- _DATA FOR THIS EXERCISE_:
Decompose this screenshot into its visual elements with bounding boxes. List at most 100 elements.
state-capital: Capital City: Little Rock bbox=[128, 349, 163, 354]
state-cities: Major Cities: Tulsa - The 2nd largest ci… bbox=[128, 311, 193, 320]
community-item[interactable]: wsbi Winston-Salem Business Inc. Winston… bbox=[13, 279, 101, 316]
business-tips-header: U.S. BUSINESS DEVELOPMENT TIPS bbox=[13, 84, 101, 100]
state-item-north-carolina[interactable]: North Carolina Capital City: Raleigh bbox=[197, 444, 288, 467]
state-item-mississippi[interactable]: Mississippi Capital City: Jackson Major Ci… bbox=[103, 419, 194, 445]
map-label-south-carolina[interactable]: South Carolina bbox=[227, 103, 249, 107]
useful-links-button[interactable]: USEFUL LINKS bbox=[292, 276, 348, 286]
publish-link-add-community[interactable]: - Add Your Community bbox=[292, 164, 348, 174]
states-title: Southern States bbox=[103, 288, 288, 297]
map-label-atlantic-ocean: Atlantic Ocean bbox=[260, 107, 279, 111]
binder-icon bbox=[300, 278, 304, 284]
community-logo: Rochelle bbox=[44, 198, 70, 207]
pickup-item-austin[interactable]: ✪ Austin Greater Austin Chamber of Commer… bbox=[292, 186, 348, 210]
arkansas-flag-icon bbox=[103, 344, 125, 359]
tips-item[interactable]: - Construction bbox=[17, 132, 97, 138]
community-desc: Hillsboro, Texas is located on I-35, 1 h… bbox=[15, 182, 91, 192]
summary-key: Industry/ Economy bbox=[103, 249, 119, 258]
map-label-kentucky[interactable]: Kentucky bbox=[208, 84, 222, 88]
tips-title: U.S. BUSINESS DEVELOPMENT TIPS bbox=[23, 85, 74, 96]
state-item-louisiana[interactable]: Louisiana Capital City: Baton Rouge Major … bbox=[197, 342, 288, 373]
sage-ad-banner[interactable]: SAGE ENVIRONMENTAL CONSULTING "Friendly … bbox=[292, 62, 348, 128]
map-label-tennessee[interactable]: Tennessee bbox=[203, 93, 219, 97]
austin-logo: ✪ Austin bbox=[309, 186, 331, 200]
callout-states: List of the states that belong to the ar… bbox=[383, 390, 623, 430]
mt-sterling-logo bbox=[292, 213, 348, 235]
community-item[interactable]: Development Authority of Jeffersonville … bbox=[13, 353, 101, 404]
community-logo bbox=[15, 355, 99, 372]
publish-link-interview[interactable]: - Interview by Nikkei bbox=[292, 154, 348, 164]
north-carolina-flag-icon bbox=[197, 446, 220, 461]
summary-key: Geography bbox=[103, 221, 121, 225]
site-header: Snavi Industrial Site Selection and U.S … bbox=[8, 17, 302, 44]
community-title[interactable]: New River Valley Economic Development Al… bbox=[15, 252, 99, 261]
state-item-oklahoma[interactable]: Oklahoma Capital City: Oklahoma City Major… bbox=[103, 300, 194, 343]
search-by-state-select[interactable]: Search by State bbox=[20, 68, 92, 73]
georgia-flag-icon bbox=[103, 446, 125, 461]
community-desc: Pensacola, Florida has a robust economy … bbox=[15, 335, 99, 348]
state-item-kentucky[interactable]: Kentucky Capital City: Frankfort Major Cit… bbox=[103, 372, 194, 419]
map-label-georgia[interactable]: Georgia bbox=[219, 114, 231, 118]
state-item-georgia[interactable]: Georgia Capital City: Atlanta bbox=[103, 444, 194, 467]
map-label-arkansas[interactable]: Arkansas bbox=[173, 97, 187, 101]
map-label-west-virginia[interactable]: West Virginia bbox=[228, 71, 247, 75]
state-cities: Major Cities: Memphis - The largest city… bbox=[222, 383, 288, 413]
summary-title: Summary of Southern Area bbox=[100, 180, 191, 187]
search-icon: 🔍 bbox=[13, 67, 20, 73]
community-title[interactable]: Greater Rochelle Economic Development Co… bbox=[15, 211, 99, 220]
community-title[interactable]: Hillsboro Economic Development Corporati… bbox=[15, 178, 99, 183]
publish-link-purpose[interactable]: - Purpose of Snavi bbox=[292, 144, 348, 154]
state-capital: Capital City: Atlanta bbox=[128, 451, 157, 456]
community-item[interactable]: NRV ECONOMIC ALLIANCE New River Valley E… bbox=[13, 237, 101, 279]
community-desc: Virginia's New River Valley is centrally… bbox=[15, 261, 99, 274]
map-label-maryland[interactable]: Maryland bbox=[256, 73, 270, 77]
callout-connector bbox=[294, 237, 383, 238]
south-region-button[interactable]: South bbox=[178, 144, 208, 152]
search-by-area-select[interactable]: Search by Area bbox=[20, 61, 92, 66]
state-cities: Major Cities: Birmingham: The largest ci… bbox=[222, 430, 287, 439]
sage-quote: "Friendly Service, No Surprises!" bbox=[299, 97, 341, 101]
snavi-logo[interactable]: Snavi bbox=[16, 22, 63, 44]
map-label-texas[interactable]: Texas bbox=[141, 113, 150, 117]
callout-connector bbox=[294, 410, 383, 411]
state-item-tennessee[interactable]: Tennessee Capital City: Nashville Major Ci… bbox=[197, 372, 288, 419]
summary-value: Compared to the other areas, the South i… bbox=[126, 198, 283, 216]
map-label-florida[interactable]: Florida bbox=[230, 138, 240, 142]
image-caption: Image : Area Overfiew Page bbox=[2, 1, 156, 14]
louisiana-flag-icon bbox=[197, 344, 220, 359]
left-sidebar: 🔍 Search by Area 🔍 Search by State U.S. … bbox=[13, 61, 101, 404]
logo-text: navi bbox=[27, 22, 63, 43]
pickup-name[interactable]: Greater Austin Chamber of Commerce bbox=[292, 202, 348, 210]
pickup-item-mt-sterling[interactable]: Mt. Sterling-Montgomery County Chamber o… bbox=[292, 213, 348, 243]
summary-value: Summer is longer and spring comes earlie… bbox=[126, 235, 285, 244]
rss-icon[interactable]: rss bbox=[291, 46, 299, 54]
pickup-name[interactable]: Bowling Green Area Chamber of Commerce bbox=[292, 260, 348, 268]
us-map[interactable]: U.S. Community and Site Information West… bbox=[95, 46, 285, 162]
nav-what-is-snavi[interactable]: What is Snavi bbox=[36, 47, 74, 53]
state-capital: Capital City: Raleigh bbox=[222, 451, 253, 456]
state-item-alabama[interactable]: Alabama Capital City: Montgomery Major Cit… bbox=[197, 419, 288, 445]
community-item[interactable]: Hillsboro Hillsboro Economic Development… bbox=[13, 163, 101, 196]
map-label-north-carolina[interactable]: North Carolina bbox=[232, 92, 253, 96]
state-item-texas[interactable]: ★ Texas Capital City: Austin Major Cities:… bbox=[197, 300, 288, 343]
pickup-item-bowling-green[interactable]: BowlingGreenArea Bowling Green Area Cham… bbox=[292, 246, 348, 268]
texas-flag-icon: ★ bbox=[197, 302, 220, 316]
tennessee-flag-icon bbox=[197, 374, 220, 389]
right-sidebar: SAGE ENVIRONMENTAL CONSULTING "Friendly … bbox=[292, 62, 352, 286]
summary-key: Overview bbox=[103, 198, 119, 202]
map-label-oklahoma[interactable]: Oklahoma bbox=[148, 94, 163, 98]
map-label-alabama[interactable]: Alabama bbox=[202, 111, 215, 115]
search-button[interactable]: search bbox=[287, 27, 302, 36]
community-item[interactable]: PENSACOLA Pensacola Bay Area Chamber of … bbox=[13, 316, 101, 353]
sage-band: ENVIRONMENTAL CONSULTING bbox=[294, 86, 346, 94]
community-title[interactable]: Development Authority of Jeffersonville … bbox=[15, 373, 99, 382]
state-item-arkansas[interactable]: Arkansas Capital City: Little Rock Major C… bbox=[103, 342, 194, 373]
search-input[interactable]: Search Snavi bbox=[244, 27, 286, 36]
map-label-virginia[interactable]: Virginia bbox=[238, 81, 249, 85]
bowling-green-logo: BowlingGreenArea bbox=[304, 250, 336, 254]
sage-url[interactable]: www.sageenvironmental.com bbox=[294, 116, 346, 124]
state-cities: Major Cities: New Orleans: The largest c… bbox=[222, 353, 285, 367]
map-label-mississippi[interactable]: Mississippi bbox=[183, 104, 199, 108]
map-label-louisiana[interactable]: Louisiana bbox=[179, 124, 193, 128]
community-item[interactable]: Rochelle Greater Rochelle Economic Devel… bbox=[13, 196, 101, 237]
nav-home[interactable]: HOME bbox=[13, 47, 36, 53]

- _WORK REQUIRED_: Rewrite the records as a numbered list with blank lines left out, starting at the first line of the records and ending at the line that contains "state-item-north-carolina[interactable]: North Carolina", both included.

- _RESULT FOR THIS TASK_:
1. Decompose this screenshot into its visual elements with bounding boxes. List at most 100 elements.
2. state-capital: Capital City: Little Rock bbox=[128, 349, 163, 354]
3. state-cities: Major Cities: Tulsa - The 2nd largest ci… bbox=[128, 311, 193, 320]
4. community-item[interactable]: wsbi Winston-Salem Business Inc. Winston… bbox=[13, 279, 101, 316]
5. business-tips-header: U.S. BUSINESS DEVELOPMENT TIPS bbox=[13, 84, 101, 100]
6. state-item-north-carolina[interactable]: North Carolina Capital City: Raleigh bbox=[197, 444, 288, 467]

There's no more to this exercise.